[Data records]

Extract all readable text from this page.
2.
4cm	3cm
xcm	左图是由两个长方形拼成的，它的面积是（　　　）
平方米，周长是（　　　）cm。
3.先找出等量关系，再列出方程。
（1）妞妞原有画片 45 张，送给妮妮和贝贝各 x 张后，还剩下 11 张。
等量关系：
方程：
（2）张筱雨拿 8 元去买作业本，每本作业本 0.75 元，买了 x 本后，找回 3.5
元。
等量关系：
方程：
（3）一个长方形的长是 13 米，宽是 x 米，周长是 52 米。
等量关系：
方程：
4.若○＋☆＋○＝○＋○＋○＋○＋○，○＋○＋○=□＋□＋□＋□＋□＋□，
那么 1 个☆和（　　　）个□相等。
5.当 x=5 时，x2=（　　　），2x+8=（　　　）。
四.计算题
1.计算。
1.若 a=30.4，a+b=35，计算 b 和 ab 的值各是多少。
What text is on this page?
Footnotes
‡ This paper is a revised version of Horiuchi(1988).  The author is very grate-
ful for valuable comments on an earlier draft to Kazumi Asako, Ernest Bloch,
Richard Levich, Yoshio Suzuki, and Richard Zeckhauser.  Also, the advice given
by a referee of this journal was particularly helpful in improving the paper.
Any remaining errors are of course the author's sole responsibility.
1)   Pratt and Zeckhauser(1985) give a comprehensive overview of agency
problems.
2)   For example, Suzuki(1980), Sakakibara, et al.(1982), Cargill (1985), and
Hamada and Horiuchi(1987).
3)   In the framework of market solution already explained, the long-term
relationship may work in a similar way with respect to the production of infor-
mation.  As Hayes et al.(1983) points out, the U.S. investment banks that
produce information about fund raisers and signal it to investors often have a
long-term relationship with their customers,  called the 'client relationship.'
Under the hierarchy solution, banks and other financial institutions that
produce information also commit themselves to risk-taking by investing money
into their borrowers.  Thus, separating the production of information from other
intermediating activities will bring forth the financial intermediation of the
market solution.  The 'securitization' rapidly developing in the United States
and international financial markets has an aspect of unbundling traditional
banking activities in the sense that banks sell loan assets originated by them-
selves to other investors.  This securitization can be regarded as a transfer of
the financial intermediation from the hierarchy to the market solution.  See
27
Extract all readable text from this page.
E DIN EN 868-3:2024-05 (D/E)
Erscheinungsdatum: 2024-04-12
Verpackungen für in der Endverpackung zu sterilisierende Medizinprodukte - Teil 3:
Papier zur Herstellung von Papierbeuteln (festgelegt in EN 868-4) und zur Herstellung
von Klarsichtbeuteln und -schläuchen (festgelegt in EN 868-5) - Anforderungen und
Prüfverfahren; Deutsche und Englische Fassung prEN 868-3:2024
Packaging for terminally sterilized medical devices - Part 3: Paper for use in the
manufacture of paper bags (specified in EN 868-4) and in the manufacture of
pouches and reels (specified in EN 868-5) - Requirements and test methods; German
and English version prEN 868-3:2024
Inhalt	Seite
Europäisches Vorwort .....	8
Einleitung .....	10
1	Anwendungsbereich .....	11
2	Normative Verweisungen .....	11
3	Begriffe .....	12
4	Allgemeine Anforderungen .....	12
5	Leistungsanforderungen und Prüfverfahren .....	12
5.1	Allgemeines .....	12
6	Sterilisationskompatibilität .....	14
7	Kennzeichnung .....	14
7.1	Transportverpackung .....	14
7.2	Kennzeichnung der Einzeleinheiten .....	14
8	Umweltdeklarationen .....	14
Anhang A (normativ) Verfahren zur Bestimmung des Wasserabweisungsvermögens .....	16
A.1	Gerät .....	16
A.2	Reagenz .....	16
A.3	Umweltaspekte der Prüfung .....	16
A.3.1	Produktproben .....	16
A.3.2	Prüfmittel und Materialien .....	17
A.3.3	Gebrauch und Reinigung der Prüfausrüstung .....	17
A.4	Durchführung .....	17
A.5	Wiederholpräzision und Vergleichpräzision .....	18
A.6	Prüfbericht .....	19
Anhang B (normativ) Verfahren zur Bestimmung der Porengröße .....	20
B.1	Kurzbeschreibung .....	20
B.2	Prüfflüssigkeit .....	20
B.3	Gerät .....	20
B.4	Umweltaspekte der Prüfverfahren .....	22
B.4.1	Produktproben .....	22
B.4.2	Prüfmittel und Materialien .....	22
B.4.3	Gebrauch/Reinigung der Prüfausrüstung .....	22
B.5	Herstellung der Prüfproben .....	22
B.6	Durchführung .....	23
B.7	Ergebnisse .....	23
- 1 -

**Requirement**
Reproduce the listing in full. Keep it exactly as written.

**Exercise result**
Extract all readable text from this page.
2.
4cm	3cm
xcm	左图是由两个长方形拼成的，它的面积是（　　　）
平方米，周长是（　　　）cm。
3.先找出等量关系，再列出方程。
（1）妞妞原有画片 45 张，送给妮妮和贝贝各 x 张后，还剩下 11 张。
等量关系：
方程：
（2）张筱雨拿 8 元去买作业本，每本作业本 0.75 元，买了 x 本后，找回 3.5
元。
等量关系：
方程：
（3）一个长方形的长是 13 米，宽是 x 米，周长是 52 米。
等量关系：
方程：
4.若○＋☆＋○＝○＋○＋○＋○＋○，○＋○＋○=□＋□＋□＋□＋□＋□，
那么 1 个☆和（　　　）个□相等。
5.当 x=5 时，x2=（　　　），2x+8=（　　　）。
四.计算题
1.计算。
1.若 a=30.4，a+b=35，计算 b 和 ab 的值各是多少。
What text is on this page?
Footnotes
‡ This paper is a revised version of Horiuchi(1988).  The author is very grate-
ful for valuable comments on an earlier draft to Kazumi Asako, Ernest Bloch,
Richard Levich, Yoshio Suzuki, and Richard Zeckhauser.  Also, the advice given
by a referee of this journal was particularly helpful in improving the paper.
Any remaining errors are of course the author's sole responsibility.
1)   Pratt and Zeckhauser(1985) give a comprehensive overview of agency
problems.
2)   For example, Suzuki(1980), Sakakibara, et al.(1982), Cargill (1985), and
Hamada and Horiuchi(1987).
3)   In the framework of market solution already explained, the long-term
relationship may work in a similar way with respect to the production of infor-
mation.  As Hayes et al.(1983) points out, the U.S. investment banks that
produce information about fund raisers and signal it to investors often have a
long-term relationship with their customers,  called the 'client relationship.'
Under the hierarchy solution, banks and other financial institutions that
produce information also commit themselves to risk-taking by investing money
into their borrowers.  Thus, separating the production of information from other
intermediating activities will bring forth the financial intermediation of the
market solution.  The 'securitization' rapidly developing in the United States
and international financial markets has an aspect of unbundling traditional
banking activities in the sense that banks sell loan assets originated by them-
selves to other investors.  This securitization can be regarded as a transfer of
the financial intermediation from the hierarchy to the market solution.  See
27
Extract all readable text from this page.
E DIN EN 868-3:2024-05 (D/E)
Erscheinungsdatum: 2024-04-12
Verpackungen für in der Endverpackung zu sterilisierende Medizinprodukte - Teil 3:
Papier zur Herstellung von Papierbeuteln (festgelegt in EN 868-4) und zur Herstellung
von Klarsichtbeuteln und -schläuchen (festgelegt in EN 868-5) - Anforderungen und
Prüfverfahren; Deutsche und Englische Fassung prEN 868-3:2024
Packaging for terminally sterilized medical devices - Part 3: Paper for use in the
manufacture of paper bags (specified in EN 868-4) and in the manufacture of
pouches and reels (specified in EN 868-5) - Requirements and test methods; German
and English version prEN 868-3:2024
Inhalt	Seite
Europäisches Vorwort .....	8
Einleitung .....	10
1	Anwendungsbereich .....	11
2	Normative Verweisungen .....	11
3	Begriffe .....	12
4	Allgemeine Anforderungen .....	12
5	Leistungsanforderungen und Prüfverfahren .....	12
5.1	Allgemeines .....	12
6	Sterilisationskompatibilität .....	14
7	Kennzeichnung .....	14
7.1	Transportverpackung .....	14
7.2	Kennzeichnung der Einzeleinheiten .....	14
8	Umweltdeklarationen .....	14
Anhang A (normativ) Verfahren zur Bestimmung des Wasserabweisungsvermögens .....	16
A.1	Gerät .....	16
A.2	Reagenz .....	16
A.3	Umweltaspekte der Prüfung .....	16
A.3.1	Produktproben .....	16
A.3.2	Prüfmittel und Materialien .....	17
A.3.3	Gebrauch und Reinigung der Prüfausrüstung .....	17
A.4	Durchführung .....	17
A.5	Wiederholpräzision und Vergleichpräzision .....	18
A.6	Prüfbericht .....	19
Anhang B (normativ) Verfahren zur Bestimmung der Porengröße .....	20
B.1	Kurzbeschreibung .....	20
B.2	Prüfflüssigkeit .....	20
B.3	Gerät .....	20
B.4	Umweltaspekte der Prüfverfahren .....	22
B.4.1	Produktproben .....	22
B.4.2	Prüfmittel und Materialien .....	22
B.4.3	Gebrauch/Reinigung der Prüfausrüstung .....	22
B.5	Herstellung der Prüfproben .....	22
B.6	Durchführung .....	23
B.7	Ergebnisse .....	23
- 1 -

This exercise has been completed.